THE REQUEST –
Below are records to transcribe exactly, without their pictures.

==== DATA PROVIDED ====

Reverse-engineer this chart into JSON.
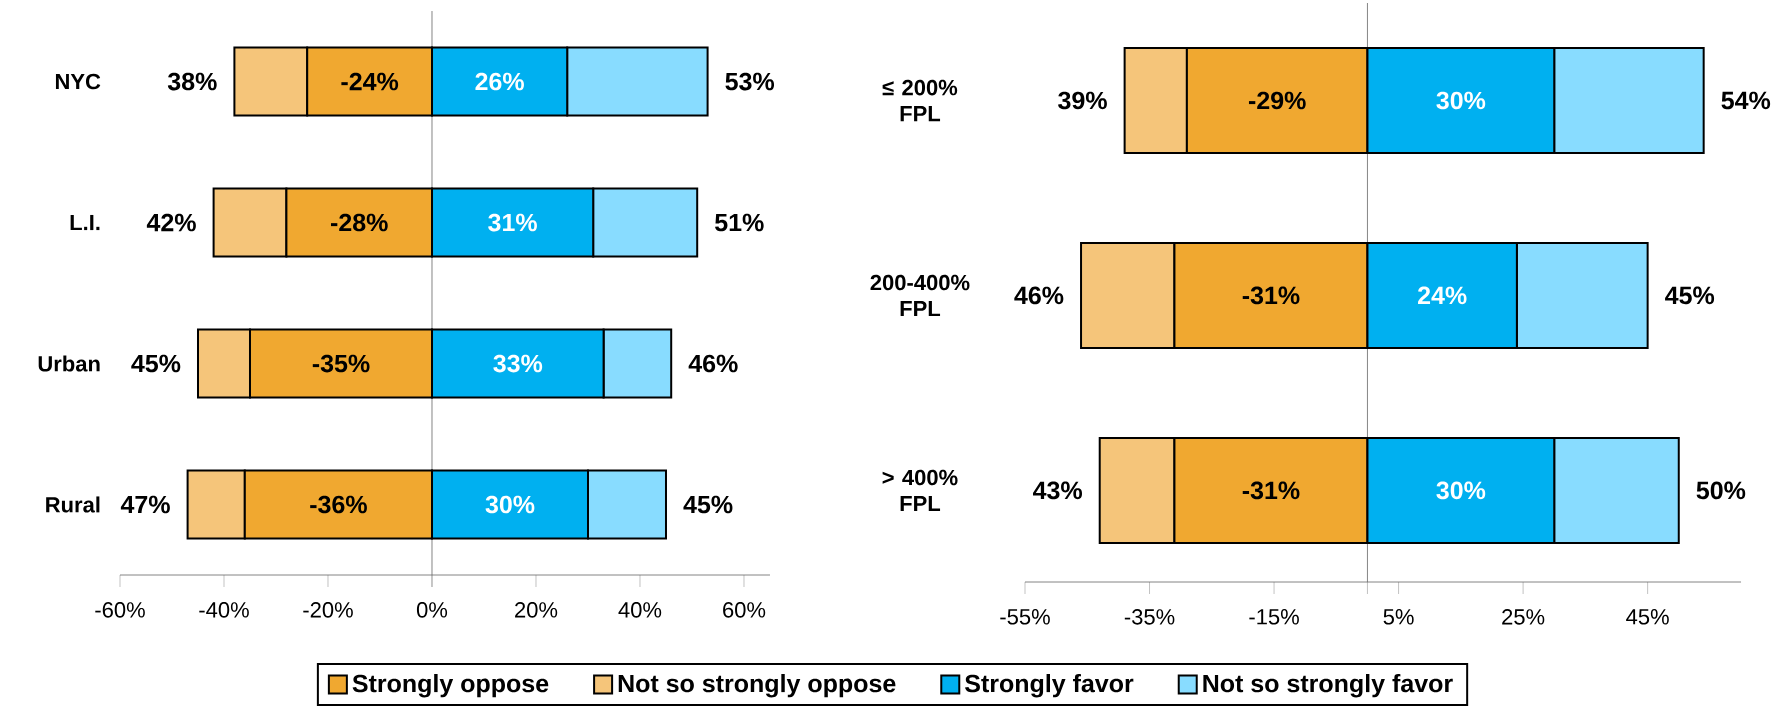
{
  "chart_data": [
    {
      "type": "bar",
      "orientation": "horizontal",
      "stacked": true,
      "categories": [
        "NYC",
        "L.I.",
        "Urban",
        "Rural"
      ],
      "series": [
        {
          "name": "Strongly oppose",
          "color": "#f0a830",
          "values": [
            -24,
            -28,
            -35,
            -36
          ],
          "value_labels": [
            "-24%",
            "-28%",
            "-35%",
            "-36%"
          ]
        },
        {
          "name": "Not so strongly oppose",
          "color": "#f5c57a",
          "values": [
            -14,
            -14,
            -10,
            -11
          ]
        },
        {
          "name": "Strongly favor",
          "color": "#00b0f0",
          "values": [
            26,
            31,
            33,
            30
          ],
          "value_labels": [
            "26%",
            "31%",
            "33%",
            "30%"
          ]
        },
        {
          "name": "Not so strongly favor",
          "color": "#88dcff",
          "values": [
            27,
            20,
            13,
            15
          ]
        }
      ],
      "annotations": [
        {
          "text": "38%",
          "x": -38,
          "y": "NYC"
        },
        {
          "text": "42%",
          "x": -42,
          "y": "L.I."
        },
        {
          "text": "45%",
          "x": -45,
          "y": "Urban"
        },
        {
          "text": "47%",
          "x": -47,
          "y": "Rural"
        },
        {
          "text": "53%",
          "x": 53,
          "y": "NYC"
        },
        {
          "text": "51%",
          "x": 51,
          "y": "L.I."
        },
        {
          "text": "46%",
          "x": 46,
          "y": "Urban"
        },
        {
          "text": "45%",
          "x": 45,
          "y": "Rural"
        }
      ],
      "xlim": [
        -60,
        65
      ],
      "xticks": [
        {
          "value": -60,
          "label": "-60%"
        },
        {
          "value": -40,
          "label": "-40%"
        },
        {
          "value": -20,
          "label": "-20%"
        },
        {
          "value": 0,
          "label": "0%"
        },
        {
          "value": 20,
          "label": "20%"
        },
        {
          "value": 40,
          "label": "40%"
        },
        {
          "value": 60,
          "label": "60%"
        }
      ],
      "legend": "bottom"
    },
    {
      "type": "bar",
      "orientation": "horizontal",
      "stacked": true,
      "categories": [
        "≤ 200% FPL",
        "200-400% FPL",
        "> 400% FPL"
      ],
      "series": [
        {
          "color": "#f0a830",
          "values": [
            -29,
            -31,
            -31
          ],
          "value_labels": [
            "-29%",
            "-31%",
            "-31%"
          ]
        },
        {
          "color": "#f5c57a",
          "values": [
            -10,
            -15,
            -12
          ]
        },
        {
          "color": "#00b0f0",
          "values": [
            30,
            24,
            30
          ],
          "value_labels": [
            "30%",
            "24%",
            "30%"
          ]
        },
        {
          "color": "#88dcff",
          "values": [
            24,
            21,
            20
          ]
        }
      ],
      "annotations": [
        {
          "text": "39%",
          "x": -39,
          "y": "≤ 200% FPL"
        },
        {
          "text": "46%",
          "x": -46,
          "y": "200-400% FPL"
        },
        {
          "text": "43%",
          "x": -43,
          "y": "> 400% FPL"
        },
        {
          "text": "54%",
          "x": 54,
          "y": "≤ 200% FPL"
        },
        {
          "text": "45%",
          "x": 45,
          "y": "200-400% FPL"
        },
        {
          "text": "50%",
          "x": 50,
          "y": "> 400% FPL"
        }
      ],
      "xlim": [
        -55,
        60
      ],
      "xticks": [
        {
          "value": -55,
          "label": "-55%"
        },
        {
          "value": -35,
          "label": "-35%"
        },
        {
          "value": -15,
          "label": "-15%"
        },
        {
          "value": 5,
          "label": "5%"
        },
        {
          "value": 25,
          "label": "25%"
        },
        {
          "value": 45,
          "label": "45%"
        }
      ]
    }
  ]
}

====

EXERCISE SOLUTION –
Reverse-engineer this chart into JSON.
{
  "chart_data": [
    {
      "type": "bar",
      "orientation": "horizontal",
      "stacked": true,
      "categories": [
        "NYC",
        "L.I.",
        "Urban",
        "Rural"
      ],
      "series": [
        {
          "name": "Strongly oppose",
          "color": "#f0a830",
          "values": [
            -24,
            -28,
            -35,
            -36
          ],
          "value_labels": [
            "-24%",
            "-28%",
            "-35%",
            "-36%"
          ]
        },
        {
          "name": "Not so strongly oppose",
          "color": "#f5c57a",
          "values": [
            -14,
            -14,
            -10,
            -11
          ]
        },
        {
          "name": "Strongly favor",
          "color": "#00b0f0",
          "values": [
            26,
            31,
            33,
            30
          ],
          "value_labels": [
            "26%",
            "31%",
            "33%",
            "30%"
          ]
        },
        {
          "name": "Not so strongly favor",
          "color": "#88dcff",
          "values": [
            27,
            20,
            13,
            15
          ]
        }
      ],
      "annotations": [
        {
          "text": "38%",
          "x": -38,
          "y": "NYC"
        },
        {
          "text": "42%",
          "x": -42,
          "y": "L.I."
        },
        {
          "text": "45%",
          "x": -45,
          "y": "Urban"
        },
        {
          "text": "47%",
          "x": -47,
          "y": "Rural"
        },
        {
          "text": "53%",
          "x": 53,
          "y": "NYC"
        },
        {
          "text": "51%",
          "x": 51,
          "y": "L.I."
        },
        {
          "text": "46%",
          "x": 46,
          "y": "Urban"
        },
        {
          "text": "45%",
          "x": 45,
          "y": "Rural"
        }
      ],
      "xlim": [
        -60,
        65
      ],
      "xticks": [
        {
          "value": -60,
          "label": "-60%"
        },
        {
          "value": -40,
          "label": "-40%"
        },
        {
          "value": -20,
          "label": "-20%"
        },
        {
          "value": 0,
          "label": "0%"
        },
        {
          "value": 20,
          "label": "20%"
        },
        {
          "value": 40,
          "label": "40%"
        },
        {
          "value": 60,
          "label": "60%"
        }
      ],
      "legend": "bottom"
    },
    {
      "type": "bar",
      "orientation": "horizontal",
      "stacked": true,
      "categories": [
        "≤ 200% FPL",
        "200-400% FPL",
        "> 400% FPL"
      ],
      "series": [
        {
          "color": "#f0a830",
          "values": [
            -29,
            -31,
            -31
          ],
          "value_labels": [
            "-29%",
            "-31%",
            "-31%"
          ]
        },
        {
          "color": "#f5c57a",
          "values": [
            -10,
            -15,
            -12
          ]
        },
        {
          "color": "#00b0f0",
          "values": [
            30,
            24,
            30
          ],
          "value_labels": [
            "30%",
            "24%",
            "30%"
          ]
        },
        {
          "color": "#88dcff",
          "values": [
            24,
            21,
            20
          ]
        }
      ],
      "annotations": [
        {
          "text": "39%",
          "x": -39,
          "y": "≤ 200% FPL"
        },
        {
          "text": "46%",
          "x": -46,
          "y": "200-400% FPL"
        },
        {
          "text": "43%",
          "x": -43,
          "y": "> 400% FPL"
        },
        {
          "text": "54%",
          "x": 54,
          "y": "≤ 200% FPL"
        },
        {
          "text": "45%",
          "x": 45,
          "y": "200-400% FPL"
        },
        {
          "text": "50%",
          "x": 50,
          "y": "> 400% FPL"
        }
      ],
      "xlim": [
        -55,
        60
      ],
      "xticks": [
        {
          "value": -55,
          "label": "-55%"
        },
        {
          "value": -35,
          "label": "-35%"
        },
        {
          "value": -15,
          "label": "-15%"
        },
        {
          "value": 5,
          "label": "5%"
        },
        {
          "value": 25,
          "label": "25%"
        },
        {
          "value": 45,
          "label": "45%"
        }
      ]
    }
  ]
}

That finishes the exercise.